• [Task requirements]
Tally the lines holding the word "Fall" and state the count by itself.

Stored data
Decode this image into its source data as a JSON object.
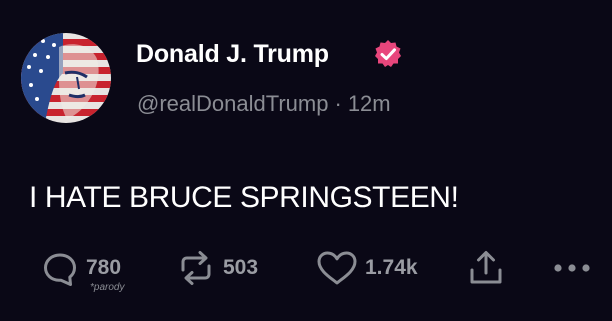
{
  "author": {
    "display_name": "Donald J. Trump",
    "handle": "@realDonaldTrump",
    "separator": "·",
    "time": "12m"
  },
  "post": {
    "text": "I HATE BRUCE SPRINGSTEEN!"
  },
  "actions": {
    "reply_count": "780",
    "repost_count": "503",
    "like_count": "1.74k",
    "parody_label": "*parody"
  },
  "colors": {
    "background": "#0a0816",
    "verified_badge": "#e8467c",
    "muted_text": "#8b8d94",
    "primary_text": "#ffffff"
  },
  "icons": {
    "reply": "reply-bubble-icon",
    "repost": "repost-arrows-icon",
    "like": "heart-icon",
    "share": "share-upload-icon",
    "more": "more-dots-icon",
    "verified": "verified-badge-icon"
  }
}
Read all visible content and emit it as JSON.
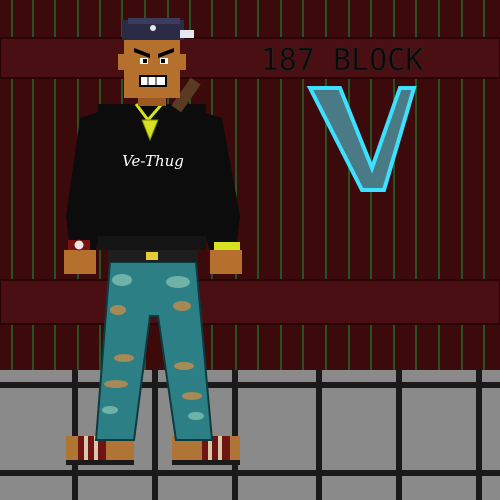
{
  "scene": {
    "sign_text": "187 BLOCK",
    "graffiti_letter": "V",
    "shirt_logo": "Ve-Thug"
  },
  "colors": {
    "wall": "#3d0a0c",
    "wall_plank_line": "#1f6b2f",
    "wall_band": "#4a0f12",
    "pavement": "#8a8a8a",
    "pavement_grout": "#1a1a1a",
    "skin": "#b5702e",
    "shirt": "#0c0c0c",
    "jeans": "#2d7f86",
    "chain": "#d6e21f",
    "graffiti_fill": "#4a7a86",
    "graffiti_outline": "#3ee0ff"
  }
}
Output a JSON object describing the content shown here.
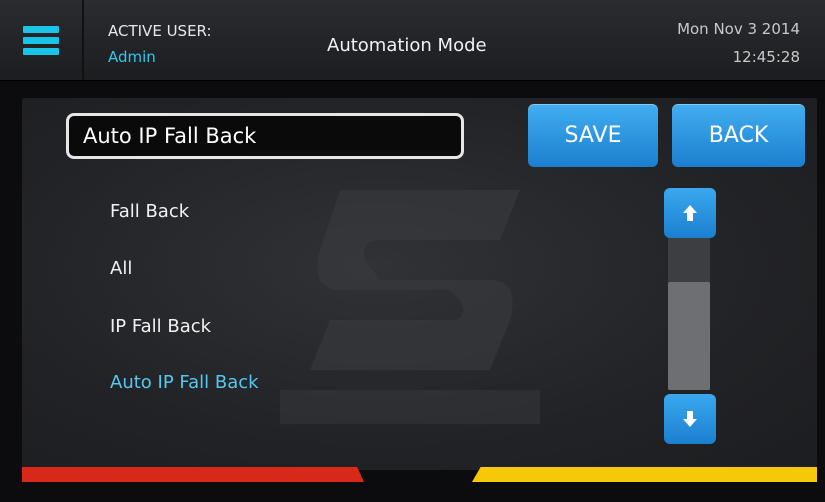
{
  "header": {
    "active_user_label": "ACTIVE USER:",
    "active_user_name": "Admin",
    "title": "Automation Mode",
    "date": "Mon Nov 3 2014",
    "time": "12:45:28"
  },
  "editor": {
    "name_value": "Auto IP Fall Back",
    "save_label": "SAVE",
    "back_label": "BACK"
  },
  "list": {
    "items": [
      "Fall Back",
      "All",
      "IP Fall Back",
      "Auto IP Fall Back"
    ],
    "selected": "Auto IP Fall Back"
  },
  "icons": {
    "menu": "hamburger-menu-icon",
    "scroll_up": "arrow-up-icon",
    "scroll_down": "arrow-down-icon",
    "watermark": "sur-gard-logo"
  },
  "status_colors": {
    "accent": "#19c4e6",
    "button": "#2a94e0",
    "selected_text": "#55c8f0",
    "left_status": "#d8281a",
    "right_status": "#f5c80a"
  }
}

• [Result of this task]
5